### [TEXTAUSZUG]
....

Den heutigen Abschnitt aus dem MkEv, der als Evangelium des 30. Sonntages im Jahreskreis dient, überschreibt Prof. Dillersberger in seinem Kommentar mit dem vielsagenden Wort: „Das große Licht“. In den erblindeten Augen eines armen Bettlers wurde es wieder licht, weil Er, der das Licht der Welt ist und die Menschen erleuchten möchte, diesen armen Bettler von der Blindheit wunderbar geheilt und wieder sehend gemacht hat, und zwar nicht bloß äußerlich, sondern auch innerlich, denn dieser wunderbar von seiner Blindheit geheilte Bettler hat sich im weiteren Leben wahrhaftig von Christus erleuchten lassen und ist ihm als Jünger nachgefolgt. Er ist dabei zum Vorbild jener vielen Menschen und Völker geworden, die noch in der Nacht des Heidentums dahinleben und blind sind, weil ihnen das wahre Licht – Christus – noch nicht aufgegangen ist, und die doch auch aus der Finsternis des Heidentums herausgeführt werden sollten, weil Christus auch diese Menschen, auch diese Völker Asiens, Afrikas und Südamerikas mit seinem Licht erleuchten und ihr Leben mit seiner Gnade erwärmen möchte.

Schauen wir uns nun das heutige Sonntagsevangelium näher an:

Der Herr ist auf dem Weg nach Jerusalem, um dort für uns Menschen zu leiden und zu sterben. Er zieht gerade durch die Stadt Jericho. Besonders viel Volk begleitet ihn begeistert, weil es seine vielen Wunder erlebt und seine aufrüttelnden, trostvollen Worte gehört hat. Da sitzt am Wegrand ein blinder Bettler. Trotz seiner Blindheit scheint dieser Mann voll von lebendigem Interesse zu sein für das, was um ihn herum vorgeht. Denn er erkundigt sich bei den an ihm Vorüberziehenden, was denn los sei. Da erfährt er, dass Jesus mit viel Volk vorüberzieht.

....

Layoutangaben

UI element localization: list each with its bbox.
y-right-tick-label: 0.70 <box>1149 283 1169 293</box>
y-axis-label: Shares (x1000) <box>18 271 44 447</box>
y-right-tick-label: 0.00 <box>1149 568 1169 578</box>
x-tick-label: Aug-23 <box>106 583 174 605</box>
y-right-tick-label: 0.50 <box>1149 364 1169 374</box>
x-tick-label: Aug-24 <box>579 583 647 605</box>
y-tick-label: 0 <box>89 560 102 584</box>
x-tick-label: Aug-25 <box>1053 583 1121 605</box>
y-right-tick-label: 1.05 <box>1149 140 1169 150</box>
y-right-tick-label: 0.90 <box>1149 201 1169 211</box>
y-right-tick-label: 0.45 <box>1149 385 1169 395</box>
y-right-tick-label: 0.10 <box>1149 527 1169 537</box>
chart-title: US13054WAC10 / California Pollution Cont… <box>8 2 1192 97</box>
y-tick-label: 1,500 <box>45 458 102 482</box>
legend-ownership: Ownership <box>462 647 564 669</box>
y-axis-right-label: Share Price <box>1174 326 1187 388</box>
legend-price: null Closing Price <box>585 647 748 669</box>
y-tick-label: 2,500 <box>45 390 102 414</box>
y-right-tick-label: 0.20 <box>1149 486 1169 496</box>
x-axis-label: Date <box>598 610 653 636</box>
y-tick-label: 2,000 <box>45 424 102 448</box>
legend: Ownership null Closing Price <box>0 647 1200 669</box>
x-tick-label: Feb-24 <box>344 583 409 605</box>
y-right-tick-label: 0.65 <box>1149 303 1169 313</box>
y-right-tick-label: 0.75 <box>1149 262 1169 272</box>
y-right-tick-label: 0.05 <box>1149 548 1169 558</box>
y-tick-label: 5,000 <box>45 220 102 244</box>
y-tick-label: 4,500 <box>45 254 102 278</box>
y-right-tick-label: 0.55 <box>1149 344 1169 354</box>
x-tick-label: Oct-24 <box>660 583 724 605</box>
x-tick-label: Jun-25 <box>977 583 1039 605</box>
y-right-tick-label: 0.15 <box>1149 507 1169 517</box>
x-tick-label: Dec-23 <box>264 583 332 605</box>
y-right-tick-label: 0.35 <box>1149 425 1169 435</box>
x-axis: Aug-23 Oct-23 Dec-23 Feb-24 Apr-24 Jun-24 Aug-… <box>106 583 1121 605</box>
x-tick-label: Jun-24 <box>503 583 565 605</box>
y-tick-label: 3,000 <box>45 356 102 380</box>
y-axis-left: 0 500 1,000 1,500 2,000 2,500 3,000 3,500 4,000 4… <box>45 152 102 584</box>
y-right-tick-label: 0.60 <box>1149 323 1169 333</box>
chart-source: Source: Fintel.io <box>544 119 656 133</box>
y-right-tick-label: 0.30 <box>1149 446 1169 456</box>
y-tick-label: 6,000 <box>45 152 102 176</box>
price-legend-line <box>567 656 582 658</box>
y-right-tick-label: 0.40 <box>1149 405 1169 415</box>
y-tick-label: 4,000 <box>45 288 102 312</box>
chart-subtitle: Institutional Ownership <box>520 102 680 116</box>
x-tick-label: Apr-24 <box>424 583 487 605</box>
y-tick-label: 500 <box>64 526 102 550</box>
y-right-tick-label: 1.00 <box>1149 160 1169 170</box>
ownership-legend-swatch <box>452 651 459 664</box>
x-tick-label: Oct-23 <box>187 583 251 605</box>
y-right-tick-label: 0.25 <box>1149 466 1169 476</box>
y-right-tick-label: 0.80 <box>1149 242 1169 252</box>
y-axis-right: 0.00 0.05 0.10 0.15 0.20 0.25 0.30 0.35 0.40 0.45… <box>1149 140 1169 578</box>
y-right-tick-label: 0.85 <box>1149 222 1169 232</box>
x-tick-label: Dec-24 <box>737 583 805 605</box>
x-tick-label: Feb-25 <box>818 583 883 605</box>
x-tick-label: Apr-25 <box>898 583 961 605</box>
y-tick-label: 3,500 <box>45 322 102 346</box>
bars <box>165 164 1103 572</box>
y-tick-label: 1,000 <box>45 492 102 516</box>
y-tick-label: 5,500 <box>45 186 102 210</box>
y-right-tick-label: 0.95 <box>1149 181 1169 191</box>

....

### [TEILE DER ÜBUNG]
1. Kopiere den ganzen Text zum Sonntagsevangelium vom blinden Bettler wortgetreu.
2. Schreibe aus der Auflistung nur den Teil nieder, der am Anfang der Auflistung beginnt und mit der Zeile endet, die „y-tick-label: 3,000 <box>45 356 102 380</box>“ enthält. Diese letzte Zeile gehört dazu, und jede Zeile ist zeichengenau zu übernehmen.

### [ERGEBNISSE]
1.
Den heutigen Abschnitt aus dem MkEv, der als Evangelium des 30. Sonntages im Jahreskreis dient, überschreibt Prof. Dillersberger in seinem Kommentar mit dem vielsagenden Wort: „Das große Licht“. In den erblindeten Augen eines armen Bettlers wurde es wieder licht, weil Er, der das Licht der Welt ist und die Menschen erleuchten möchte, diesen armen Bettler von der Blindheit wunderbar geheilt und wieder sehend gemacht hat, und zwar nicht bloß äußerlich, sondern auch innerlich, denn dieser wunderbar von seiner Blindheit geheilte Bettler hat sich im weiteren Leben wahrhaftig von Christus erleuchten lassen und ist ihm als Jünger nachgefolgt. Er ist dabei zum Vorbild jener vielen Menschen und Völker geworden, die noch in der Nacht des Heidentums dahinleben und blind sind, weil ihnen das wahre Licht – Christus – noch nicht aufgegangen ist, und die doch auch aus der Finsternis des Heidentums herausgeführt werden sollten, weil Christus auch diese Menschen, auch diese Völker Asiens, Afrikas und Südamerikas mit seinem Licht erleuchten und ihr Leben mit seiner Gnade erwärmen möchte.

Schauen wir uns nun das heutige Sonntagsevangelium näher an:

Der Herr ist auf dem Weg nach Jerusalem, um dort für uns Menschen zu leiden und zu sterben. Er zieht gerade durch die Stadt Jericho. Besonders viel Volk begleitet ihn begeistert, weil es seine vielen Wunder erlebt und seine aufrüttelnden, trostvollen Worte gehört hat. Da sitzt am Wegrand ein blinder Bettler. Trotz seiner Blindheit scheint dieser Mann voll von lebendigem Interesse zu sein für das, was um ihn herum vorgeht. Denn er erkundigt sich bei den an ihm Vorüberziehenden, was denn los sei. Da erfährt er, dass Jesus mit viel Volk vorüberzieht.

2.
UI element localization: list each with its bbox.
y-right-tick-label: 0.70 <box>1149 283 1169 293</box>
y-axis-label: Shares (x1000) <box>18 271 44 447</box>
y-right-tick-label: 0.00 <box>1149 568 1169 578</box>
x-tick-label: Aug-23 <box>106 583 174 605</box>
y-right-tick-label: 0.50 <box>1149 364 1169 374</box>
x-tick-label: Aug-24 <box>579 583 647 605</box>
y-tick-label: 0 <box>89 560 102 584</box>
x-tick-label: Aug-25 <box>1053 583 1121 605</box>
y-right-tick-label: 1.05 <box>1149 140 1169 150</box>
y-right-tick-label: 0.90 <box>1149 201 1169 211</box>
y-right-tick-label: 0.45 <box>1149 385 1169 395</box>
y-right-tick-label: 0.10 <box>1149 527 1169 537</box>
chart-title: US13054WAC10 / California Pollution Cont… <box>8 2 1192 97</box>
y-tick-label: 1,500 <box>45 458 102 482</box>
legend-ownership: Ownership <box>462 647 564 669</box>
y-axis-right-label: Share Price <box>1174 326 1187 388</box>
legend-price: null Closing Price <box>585 647 748 669</box>
y-tick-label: 2,500 <box>45 390 102 414</box>
y-right-tick-label: 0.20 <box>1149 486 1169 496</box>
x-axis-label: Date <box>598 610 653 636</box>
y-tick-label: 2,000 <box>45 424 102 448</box>
legend: Ownership null Closing Price <box>0 647 1200 669</box>
x-tick-label: Feb-24 <box>344 583 409 605</box>
y-right-tick-label: 0.65 <box>1149 303 1169 313</box>
y-right-tick-label: 0.75 <box>1149 262 1169 272</box>
y-right-tick-label: 0.05 <box>1149 548 1169 558</box>
y-tick-label: 5,000 <box>45 220 102 244</box>
y-tick-label: 4,500 <box>45 254 102 278</box>
y-right-tick-label: 0.55 <box>1149 344 1169 354</box>
x-tick-label: Oct-24 <box>660 583 724 605</box>
x-tick-label: Jun-25 <box>977 583 1039 605</box>
y-right-tick-label: 0.15 <box>1149 507 1169 517</box>
x-tick-label: Dec-23 <box>264 583 332 605</box>
y-right-tick-label: 0.35 <box>1149 425 1169 435</box>
x-axis: Aug-23 Oct-23 Dec-23 Feb-24 Apr-24 Jun-24 Aug-… <box>106 583 1121 605</box>
x-tick-label: Jun-24 <box>503 583 565 605</box>
y-tick-label: 3,000 <box>45 356 102 380</box>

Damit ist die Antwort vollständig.